- Records for processing
**********

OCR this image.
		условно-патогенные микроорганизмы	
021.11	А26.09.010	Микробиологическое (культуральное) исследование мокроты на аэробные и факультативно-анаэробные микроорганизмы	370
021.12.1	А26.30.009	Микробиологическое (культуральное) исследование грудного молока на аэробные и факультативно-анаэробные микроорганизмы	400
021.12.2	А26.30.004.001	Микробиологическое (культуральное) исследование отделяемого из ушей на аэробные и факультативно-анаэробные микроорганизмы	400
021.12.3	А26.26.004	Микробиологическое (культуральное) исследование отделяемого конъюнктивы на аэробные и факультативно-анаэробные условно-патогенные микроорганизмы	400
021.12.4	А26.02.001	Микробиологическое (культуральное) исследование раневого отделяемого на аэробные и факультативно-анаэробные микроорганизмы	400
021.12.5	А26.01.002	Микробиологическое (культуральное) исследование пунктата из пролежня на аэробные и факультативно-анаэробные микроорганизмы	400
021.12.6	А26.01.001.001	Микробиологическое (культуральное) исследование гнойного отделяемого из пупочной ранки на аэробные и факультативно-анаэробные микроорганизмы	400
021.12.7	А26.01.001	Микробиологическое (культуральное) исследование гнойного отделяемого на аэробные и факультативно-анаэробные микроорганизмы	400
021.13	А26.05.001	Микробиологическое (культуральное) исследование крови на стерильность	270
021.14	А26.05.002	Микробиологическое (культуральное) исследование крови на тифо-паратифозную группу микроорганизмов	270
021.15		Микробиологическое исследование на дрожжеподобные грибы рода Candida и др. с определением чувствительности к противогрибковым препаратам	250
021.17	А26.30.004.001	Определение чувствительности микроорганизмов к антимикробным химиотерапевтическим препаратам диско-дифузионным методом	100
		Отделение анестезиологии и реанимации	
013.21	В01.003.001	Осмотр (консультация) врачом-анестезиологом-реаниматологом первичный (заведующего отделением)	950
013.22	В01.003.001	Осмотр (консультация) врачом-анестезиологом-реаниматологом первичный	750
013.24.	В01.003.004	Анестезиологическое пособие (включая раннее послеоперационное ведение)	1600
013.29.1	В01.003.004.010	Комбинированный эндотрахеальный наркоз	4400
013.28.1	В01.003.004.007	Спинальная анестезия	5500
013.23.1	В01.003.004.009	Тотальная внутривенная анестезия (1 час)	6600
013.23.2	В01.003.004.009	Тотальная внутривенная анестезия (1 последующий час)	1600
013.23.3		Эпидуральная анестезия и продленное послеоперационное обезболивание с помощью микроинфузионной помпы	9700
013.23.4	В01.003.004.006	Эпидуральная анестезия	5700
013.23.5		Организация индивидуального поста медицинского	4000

**********

- Written instruction
Set down every record above exactly as given.

- Response to this exercise
OCR this image.
		условно-патогенные микроорганизмы	
021.11	А26.09.010	Микробиологическое (культуральное) исследование мокроты на аэробные и факультативно-анаэробные микроорганизмы	370
021.12.1	А26.30.009	Микробиологическое (культуральное) исследование грудного молока на аэробные и факультативно-анаэробные микроорганизмы	400
021.12.2	А26.30.004.001	Микробиологическое (культуральное) исследование отделяемого из ушей на аэробные и факультативно-анаэробные микроорганизмы	400
021.12.3	А26.26.004	Микробиологическое (культуральное) исследование отделяемого конъюнктивы на аэробные и факультативно-анаэробные условно-патогенные микроорганизмы	400
021.12.4	А26.02.001	Микробиологическое (культуральное) исследование раневого отделяемого на аэробные и факультативно-анаэробные микроорганизмы	400
021.12.5	А26.01.002	Микробиологическое (культуральное) исследование пунктата из пролежня на аэробные и факультативно-анаэробные микроорганизмы	400
021.12.6	А26.01.001.001	Микробиологическое (культуральное) исследование гнойного отделяемого из пупочной ранки на аэробные и факультативно-анаэробные микроорганизмы	400
021.12.7	А26.01.001	Микробиологическое (культуральное) исследование гнойного отделяемого на аэробные и факультативно-анаэробные микроорганизмы	400
021.13	А26.05.001	Микробиологическое (культуральное) исследование крови на стерильность	270
021.14	А26.05.002	Микробиологическое (культуральное) исследование крови на тифо-паратифозную группу микроорганизмов	270
021.15		Микробиологическое исследование на дрожжеподобные грибы рода Candida и др. с определением чувствительности к противогрибковым препаратам	250
021.17	А26.30.004.001	Определение чувствительности микроорганизмов к антимикробным химиотерапевтическим препаратам диско-дифузионным методом	100
		Отделение анестезиологии и реанимации	
013.21	В01.003.001	Осмотр (консультация) врачом-анестезиологом-реаниматологом первичный (заведующего отделением)	950
013.22	В01.003.001	Осмотр (консультация) врачом-анестезиологом-реаниматологом первичный	750
013.24.	В01.003.004	Анестезиологическое пособие (включая раннее послеоперационное ведение)	1600
013.29.1	В01.003.004.010	Комбинированный эндотрахеальный наркоз	4400
013.28.1	В01.003.004.007	Спинальная анестезия	5500
013.23.1	В01.003.004.009	Тотальная внутривенная анестезия (1 час)	6600
013.23.2	В01.003.004.009	Тотальная внутривенная анестезия (1 последующий час)	1600
013.23.3		Эпидуральная анестезия и продленное послеоперационное обезболивание с помощью микроинфузионной помпы	9700
013.23.4	В01.003.004.006	Эпидуральная анестезия	5700
013.23.5		Организация индивидуального поста медицинского	4000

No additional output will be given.